DESCRIPTION OF THE TASK -> Return all lines from the listing below in which the string "placeholder" occurs.

((

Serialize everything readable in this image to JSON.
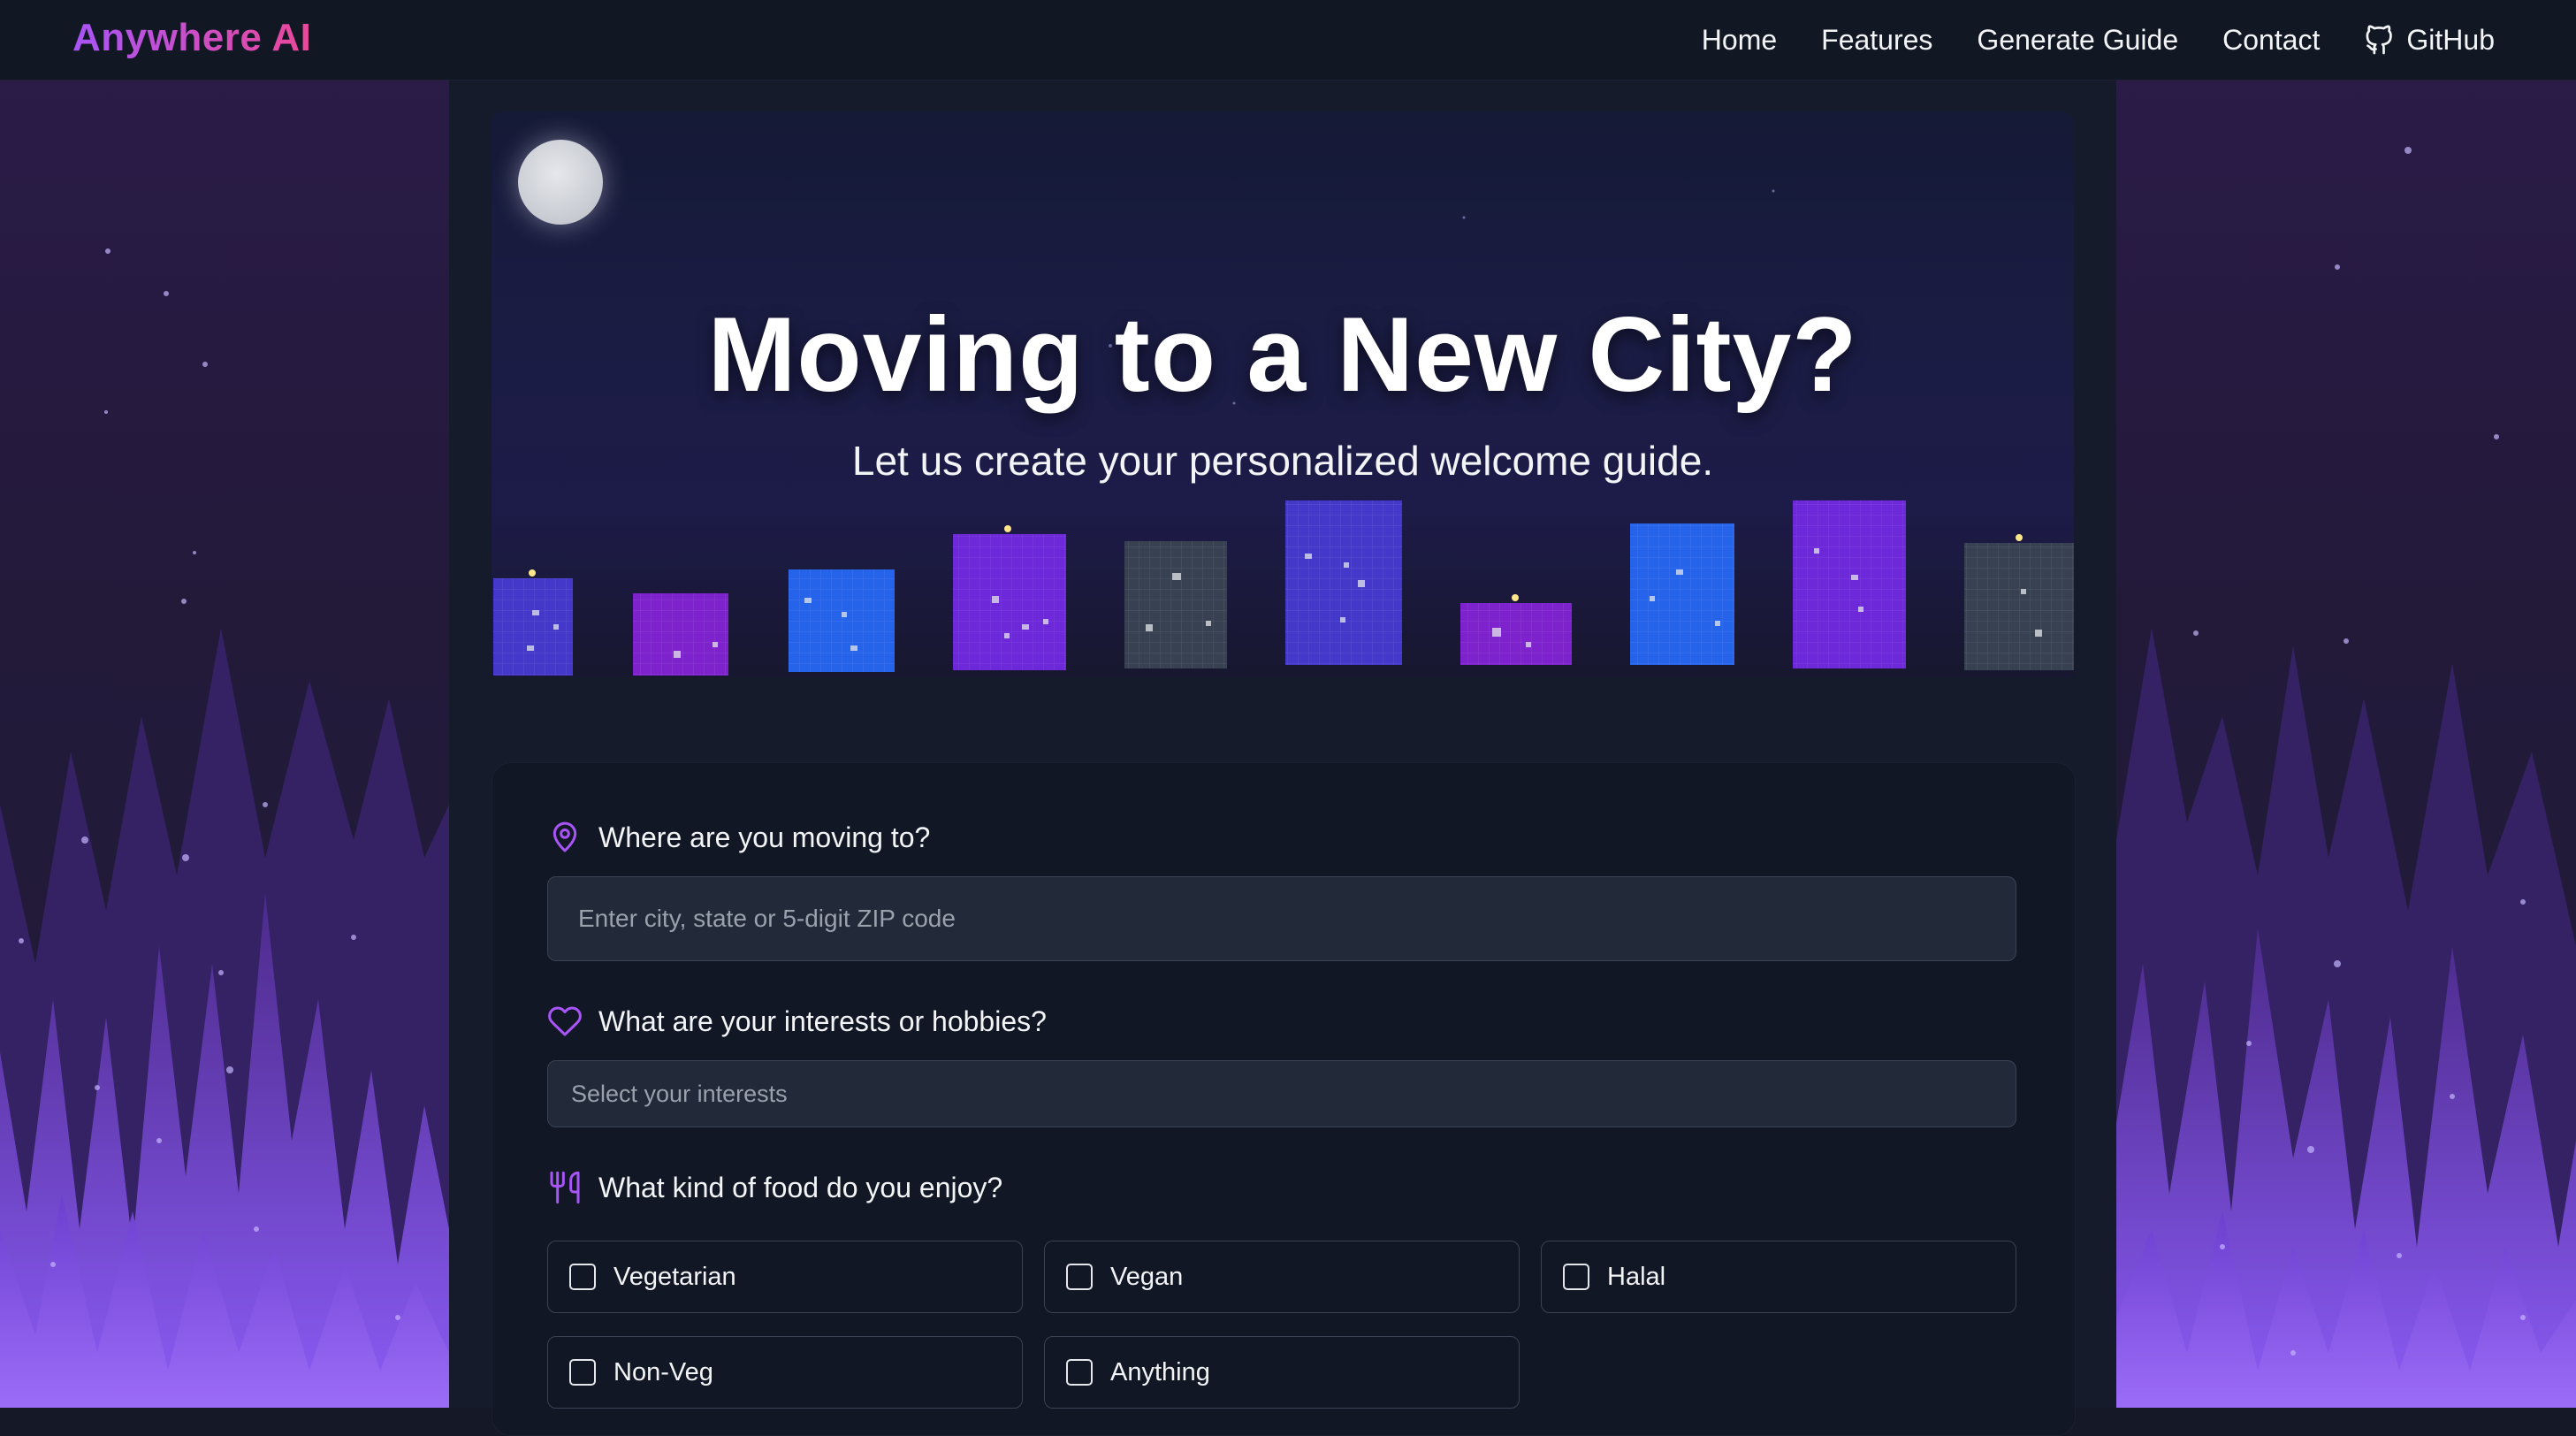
{
  "nav": {
    "brand": "Anywhere AI",
    "links": [
      "Home",
      "Features",
      "Generate Guide",
      "Contact"
    ],
    "github_label": "GitHub"
  },
  "hero": {
    "title": "Moving to a New City?",
    "subtitle": "Let us create your personalized welcome guide."
  },
  "form": {
    "location": {
      "label": "Where are you moving to?",
      "placeholder": "Enter city, state or 5-digit ZIP code"
    },
    "interests": {
      "label": "What are your interests or hobbies?",
      "placeholder": "Select your interests"
    },
    "food": {
      "label": "What kind of food do you enjoy?",
      "options": [
        "Vegetarian",
        "Vegan",
        "Halal",
        "Non-Veg",
        "Anything"
      ]
    }
  },
  "colors": {
    "accent": "#a855f7",
    "brand_gradient_end": "#ec4899",
    "background": "#141827",
    "card": "#121726",
    "field": "#222938"
  },
  "icons": {
    "location": "map-pin-icon",
    "interests": "heart-icon",
    "food": "utensils-icon",
    "github": "github-icon"
  }
}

))

THE SOLUTION ->
      "placeholder": "Enter city, state or 5-digit ZIP code"
      "placeholder": "Select your interests"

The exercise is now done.